Write out the listing below in full and exactly, leaving out every picture.

>> Start DATA IN THIS EXERCISE

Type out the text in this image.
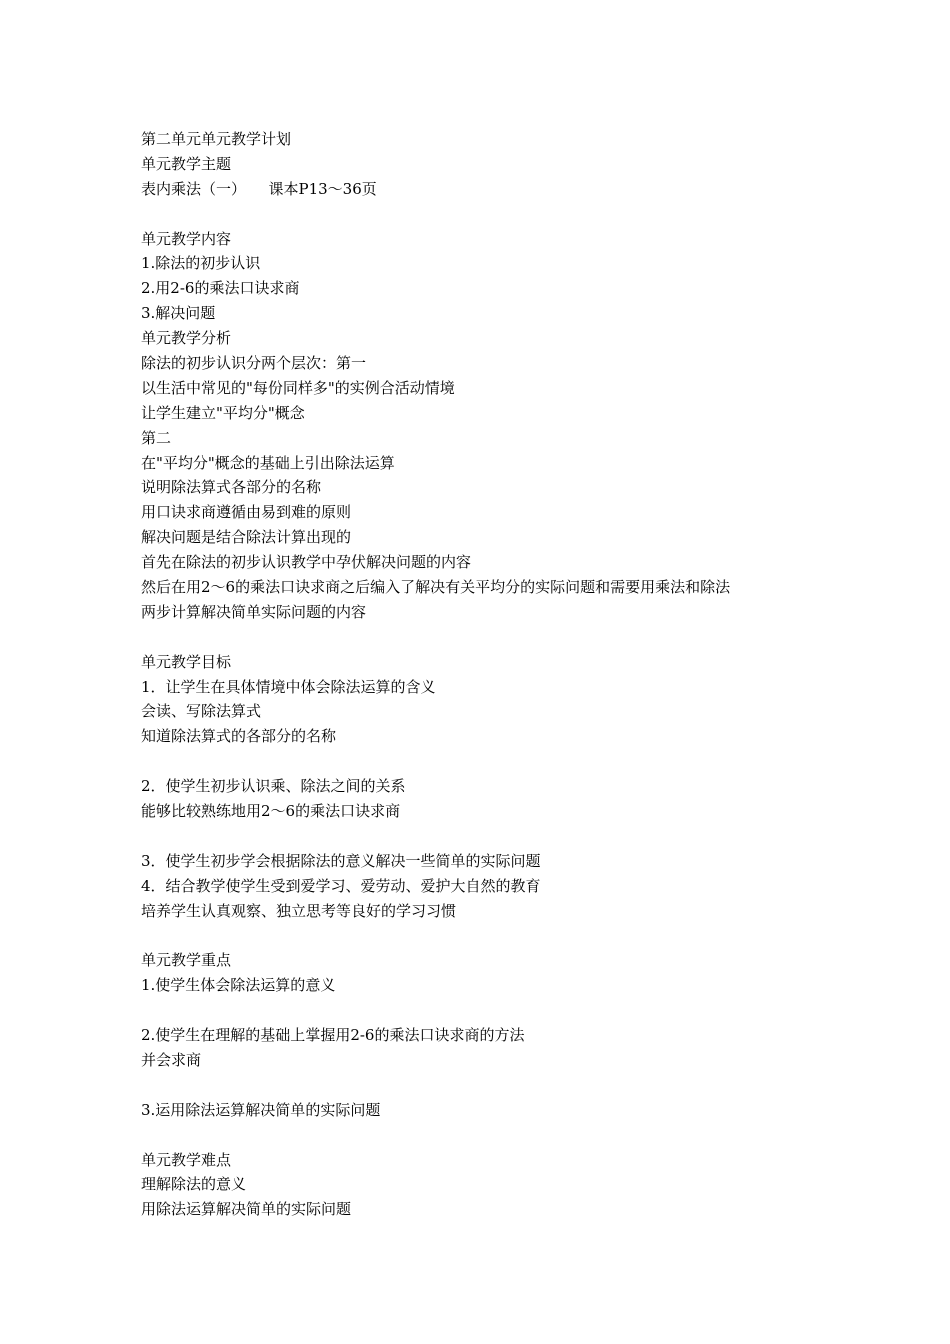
第二单元单元教学计划

单元教学主题

表内乘法（一）　　课本P13～36页

单元教学内容

1.除法的初步认识

2.用2-6的乘法口诀求商

3.解决问题

单元教学分析

除法的初步认识分两个层次：第一

以生活中常见的"每份同样多"的实例合活动情境

让学生建立"平均分"概念

第二

在"平均分"概念的基础上引出除法运算

说明除法算式各部分的名称

用口诀求商遵循由易到难的原则

解决问题是结合除法计算出现的

首先在除法的初步认识教学中孕伏解决问题的内容

然后在用2～6的乘法口诀求商之后编入了解决有关平均分的实际问题和需要用乘法和除法

两步计算解决简单实际问题的内容

单元教学目标

1．让学生在具体情境中体会除法运算的含义

会读、写除法算式

知道除法算式的各部分的名称

2．使学生初步认识乘、除法之间的关系

能够比较熟练地用2～6的乘法口诀求商

3．使学生初步学会根据除法的意义解决一些简单的实际问题

4．结合教学使学生受到爱学习、爱劳动、爱护大自然的教育

培养学生认真观察、独立思考等良好的学习习惯

单元教学重点

1.使学生体会除法运算的意义

2.使学生在理解的基础上掌握用2-6的乘法口诀求商的方法

并会求商

3.运用除法运算解决简单的实际问题

单元教学难点

理解除法的意义

用除法运算解决简单的实际问题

>> End DATA IN THIS EXERCISE

== WRITTEN ANSWER ==
Type out the text in this image.
第二单元单元教学计划

单元教学主题

表内乘法（一）　　课本P13～36页

单元教学内容

1.除法的初步认识

2.用2-6的乘法口诀求商

3.解决问题

单元教学分析

除法的初步认识分两个层次：第一

以生活中常见的"每份同样多"的实例合活动情境

让学生建立"平均分"概念

第二

在"平均分"概念的基础上引出除法运算

说明除法算式各部分的名称

用口诀求商遵循由易到难的原则

解决问题是结合除法计算出现的

首先在除法的初步认识教学中孕伏解决问题的内容

然后在用2～6的乘法口诀求商之后编入了解决有关平均分的实际问题和需要用乘法和除法

两步计算解决简单实际问题的内容

单元教学目标

1．让学生在具体情境中体会除法运算的含义

会读、写除法算式

知道除法算式的各部分的名称

2．使学生初步认识乘、除法之间的关系

能够比较熟练地用2～6的乘法口诀求商

3．使学生初步学会根据除法的意义解决一些简单的实际问题

4．结合教学使学生受到爱学习、爱劳动、爱护大自然的教育

培养学生认真观察、独立思考等良好的学习习惯

单元教学重点

1.使学生体会除法运算的意义

2.使学生在理解的基础上掌握用2-6的乘法口诀求商的方法

并会求商

3.运用除法运算解决简单的实际问题

单元教学难点

理解除法的意义

用除法运算解决简单的实际问题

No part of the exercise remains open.